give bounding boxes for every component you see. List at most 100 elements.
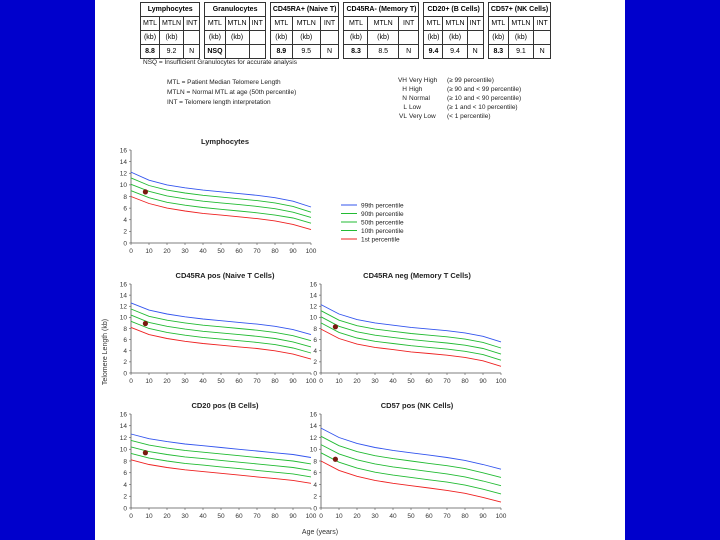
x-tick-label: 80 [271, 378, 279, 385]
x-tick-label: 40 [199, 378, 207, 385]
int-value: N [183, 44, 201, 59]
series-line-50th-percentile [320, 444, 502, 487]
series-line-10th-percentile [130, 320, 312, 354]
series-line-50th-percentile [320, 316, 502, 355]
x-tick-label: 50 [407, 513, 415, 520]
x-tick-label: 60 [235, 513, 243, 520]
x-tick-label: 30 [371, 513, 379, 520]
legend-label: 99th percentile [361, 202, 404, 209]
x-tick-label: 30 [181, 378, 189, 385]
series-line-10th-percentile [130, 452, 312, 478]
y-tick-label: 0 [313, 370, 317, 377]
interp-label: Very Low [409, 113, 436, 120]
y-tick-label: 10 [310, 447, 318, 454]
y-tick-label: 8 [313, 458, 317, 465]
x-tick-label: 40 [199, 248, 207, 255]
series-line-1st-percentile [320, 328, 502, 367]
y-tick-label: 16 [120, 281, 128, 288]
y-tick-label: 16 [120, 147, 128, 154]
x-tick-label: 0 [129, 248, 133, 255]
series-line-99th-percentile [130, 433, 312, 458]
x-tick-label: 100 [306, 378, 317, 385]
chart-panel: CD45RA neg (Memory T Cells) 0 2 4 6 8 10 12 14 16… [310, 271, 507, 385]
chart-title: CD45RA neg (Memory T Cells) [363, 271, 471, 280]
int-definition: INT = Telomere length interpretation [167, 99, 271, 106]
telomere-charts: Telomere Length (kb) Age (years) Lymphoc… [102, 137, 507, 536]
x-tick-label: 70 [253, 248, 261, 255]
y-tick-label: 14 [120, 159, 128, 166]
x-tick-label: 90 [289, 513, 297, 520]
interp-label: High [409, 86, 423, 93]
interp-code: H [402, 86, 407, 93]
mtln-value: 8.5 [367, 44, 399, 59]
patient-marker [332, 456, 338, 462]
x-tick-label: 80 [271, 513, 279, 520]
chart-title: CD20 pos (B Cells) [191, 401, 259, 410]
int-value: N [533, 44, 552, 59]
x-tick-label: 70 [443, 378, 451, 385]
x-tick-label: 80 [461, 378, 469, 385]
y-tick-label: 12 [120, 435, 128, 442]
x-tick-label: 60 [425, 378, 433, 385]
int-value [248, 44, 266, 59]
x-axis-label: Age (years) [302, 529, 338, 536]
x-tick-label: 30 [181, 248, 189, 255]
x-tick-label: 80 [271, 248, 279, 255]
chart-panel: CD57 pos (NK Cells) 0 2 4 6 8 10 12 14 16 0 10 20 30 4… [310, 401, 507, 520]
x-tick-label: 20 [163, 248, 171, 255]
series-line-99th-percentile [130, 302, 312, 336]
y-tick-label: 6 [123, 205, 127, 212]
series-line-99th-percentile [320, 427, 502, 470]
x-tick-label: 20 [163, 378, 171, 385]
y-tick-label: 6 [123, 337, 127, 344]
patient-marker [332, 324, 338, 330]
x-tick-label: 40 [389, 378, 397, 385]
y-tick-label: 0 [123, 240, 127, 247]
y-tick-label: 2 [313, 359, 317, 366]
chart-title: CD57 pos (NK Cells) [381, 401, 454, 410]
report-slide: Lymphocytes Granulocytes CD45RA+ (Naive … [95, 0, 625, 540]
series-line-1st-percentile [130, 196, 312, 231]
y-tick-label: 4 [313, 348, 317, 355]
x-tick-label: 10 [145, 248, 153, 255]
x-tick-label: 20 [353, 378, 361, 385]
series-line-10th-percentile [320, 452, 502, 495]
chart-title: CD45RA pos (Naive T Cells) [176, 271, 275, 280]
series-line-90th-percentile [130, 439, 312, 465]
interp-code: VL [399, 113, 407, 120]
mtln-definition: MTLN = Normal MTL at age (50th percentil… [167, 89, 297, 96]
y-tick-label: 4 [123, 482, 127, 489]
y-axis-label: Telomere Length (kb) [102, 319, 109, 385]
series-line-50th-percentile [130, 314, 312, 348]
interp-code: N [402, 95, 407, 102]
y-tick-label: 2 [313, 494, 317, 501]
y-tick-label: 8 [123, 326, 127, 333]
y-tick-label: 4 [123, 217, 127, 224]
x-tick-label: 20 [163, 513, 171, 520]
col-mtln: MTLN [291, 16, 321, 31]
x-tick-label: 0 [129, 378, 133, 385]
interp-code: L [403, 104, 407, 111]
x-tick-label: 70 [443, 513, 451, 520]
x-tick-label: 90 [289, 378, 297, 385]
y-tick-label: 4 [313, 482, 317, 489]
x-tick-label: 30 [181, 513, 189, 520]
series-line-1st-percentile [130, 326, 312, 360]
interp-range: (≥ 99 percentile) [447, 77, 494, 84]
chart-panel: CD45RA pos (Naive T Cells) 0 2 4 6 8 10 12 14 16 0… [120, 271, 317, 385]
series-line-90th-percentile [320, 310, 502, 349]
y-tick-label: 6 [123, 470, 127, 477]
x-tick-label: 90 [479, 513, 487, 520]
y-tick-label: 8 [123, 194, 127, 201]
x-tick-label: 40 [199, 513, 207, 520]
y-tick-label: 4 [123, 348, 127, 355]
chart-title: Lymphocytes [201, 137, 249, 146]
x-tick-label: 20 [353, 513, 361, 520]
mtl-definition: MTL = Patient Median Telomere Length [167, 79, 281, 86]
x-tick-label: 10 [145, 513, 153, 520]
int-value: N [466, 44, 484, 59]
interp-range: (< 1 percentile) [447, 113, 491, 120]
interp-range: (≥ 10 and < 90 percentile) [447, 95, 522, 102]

---

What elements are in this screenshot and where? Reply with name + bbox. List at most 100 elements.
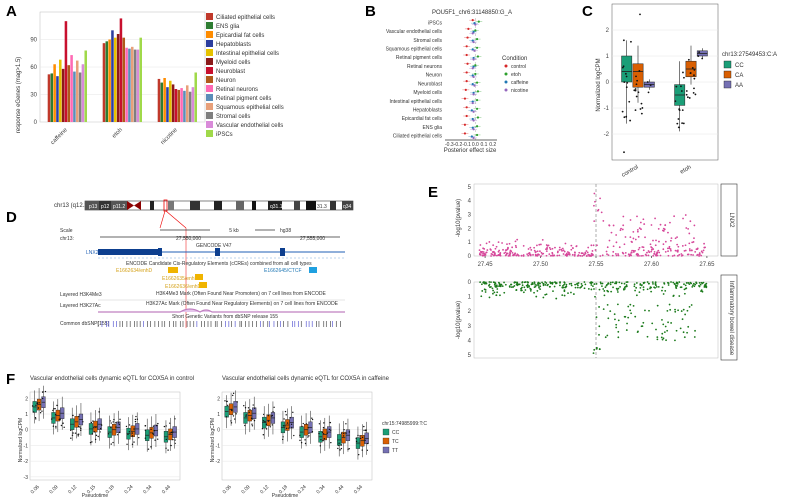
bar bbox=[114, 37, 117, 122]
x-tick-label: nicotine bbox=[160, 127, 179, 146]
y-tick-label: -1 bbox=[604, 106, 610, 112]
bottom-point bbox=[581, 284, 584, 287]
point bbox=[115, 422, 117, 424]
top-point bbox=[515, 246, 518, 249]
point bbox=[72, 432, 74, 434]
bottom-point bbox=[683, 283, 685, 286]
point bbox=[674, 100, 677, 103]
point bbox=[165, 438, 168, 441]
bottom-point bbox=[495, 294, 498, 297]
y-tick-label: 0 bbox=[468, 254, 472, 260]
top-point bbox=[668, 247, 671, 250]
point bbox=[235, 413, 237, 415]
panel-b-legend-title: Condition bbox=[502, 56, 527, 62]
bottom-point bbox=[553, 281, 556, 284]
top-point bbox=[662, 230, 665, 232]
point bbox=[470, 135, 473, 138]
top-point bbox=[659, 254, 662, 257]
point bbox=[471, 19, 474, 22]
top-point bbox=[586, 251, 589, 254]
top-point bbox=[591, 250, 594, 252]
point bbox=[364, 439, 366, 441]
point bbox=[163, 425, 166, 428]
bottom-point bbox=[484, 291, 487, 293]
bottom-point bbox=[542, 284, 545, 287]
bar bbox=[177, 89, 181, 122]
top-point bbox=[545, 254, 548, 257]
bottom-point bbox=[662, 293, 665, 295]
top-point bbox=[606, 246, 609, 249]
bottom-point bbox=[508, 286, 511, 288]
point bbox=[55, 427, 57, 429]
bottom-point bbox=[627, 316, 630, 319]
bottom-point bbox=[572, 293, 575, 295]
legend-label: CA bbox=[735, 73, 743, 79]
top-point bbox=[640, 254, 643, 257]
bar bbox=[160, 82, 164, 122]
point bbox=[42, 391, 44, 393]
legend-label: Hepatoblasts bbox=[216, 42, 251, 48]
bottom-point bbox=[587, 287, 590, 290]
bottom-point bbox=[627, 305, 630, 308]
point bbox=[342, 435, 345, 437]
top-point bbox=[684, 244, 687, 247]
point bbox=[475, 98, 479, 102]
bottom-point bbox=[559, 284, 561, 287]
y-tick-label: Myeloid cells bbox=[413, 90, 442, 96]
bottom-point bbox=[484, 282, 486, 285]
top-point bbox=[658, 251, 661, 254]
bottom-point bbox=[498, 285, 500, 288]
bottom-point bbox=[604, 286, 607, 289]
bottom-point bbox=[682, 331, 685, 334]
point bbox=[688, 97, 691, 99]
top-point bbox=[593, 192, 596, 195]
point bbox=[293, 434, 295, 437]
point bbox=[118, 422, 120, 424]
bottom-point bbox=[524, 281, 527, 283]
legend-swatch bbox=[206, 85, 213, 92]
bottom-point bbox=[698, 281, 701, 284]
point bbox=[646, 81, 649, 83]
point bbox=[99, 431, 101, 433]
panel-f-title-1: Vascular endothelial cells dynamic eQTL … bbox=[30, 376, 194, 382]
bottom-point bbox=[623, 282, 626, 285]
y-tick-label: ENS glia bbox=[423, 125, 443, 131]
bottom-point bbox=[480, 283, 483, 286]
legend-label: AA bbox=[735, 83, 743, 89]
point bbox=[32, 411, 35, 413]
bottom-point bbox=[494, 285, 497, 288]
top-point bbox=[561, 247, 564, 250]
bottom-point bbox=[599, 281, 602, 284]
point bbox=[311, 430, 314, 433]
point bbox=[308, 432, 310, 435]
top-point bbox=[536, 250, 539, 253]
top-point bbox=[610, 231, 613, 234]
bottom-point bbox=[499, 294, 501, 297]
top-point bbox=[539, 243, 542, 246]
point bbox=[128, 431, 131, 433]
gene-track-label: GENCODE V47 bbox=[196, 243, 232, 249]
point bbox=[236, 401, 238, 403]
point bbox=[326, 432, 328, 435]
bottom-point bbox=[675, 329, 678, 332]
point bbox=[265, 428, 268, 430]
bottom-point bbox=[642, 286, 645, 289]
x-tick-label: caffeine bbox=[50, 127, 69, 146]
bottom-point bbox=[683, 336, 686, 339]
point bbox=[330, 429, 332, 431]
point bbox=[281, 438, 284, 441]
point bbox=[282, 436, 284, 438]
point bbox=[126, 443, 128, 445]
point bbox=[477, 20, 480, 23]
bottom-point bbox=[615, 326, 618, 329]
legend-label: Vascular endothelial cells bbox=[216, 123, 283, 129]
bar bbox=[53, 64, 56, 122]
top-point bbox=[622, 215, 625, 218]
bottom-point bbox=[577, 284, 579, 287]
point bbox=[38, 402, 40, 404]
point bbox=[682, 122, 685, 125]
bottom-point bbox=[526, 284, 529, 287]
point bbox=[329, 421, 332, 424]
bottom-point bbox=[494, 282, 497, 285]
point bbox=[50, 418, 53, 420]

Problem: Gather every line from the listing above in which the word "years" appears.

Answer area:
telomere-charts: Telomere Length (kb) Age (years) Lymphoc… [102, 137, 507, 536]
x-axis-label: Age (years) [302, 529, 338, 536]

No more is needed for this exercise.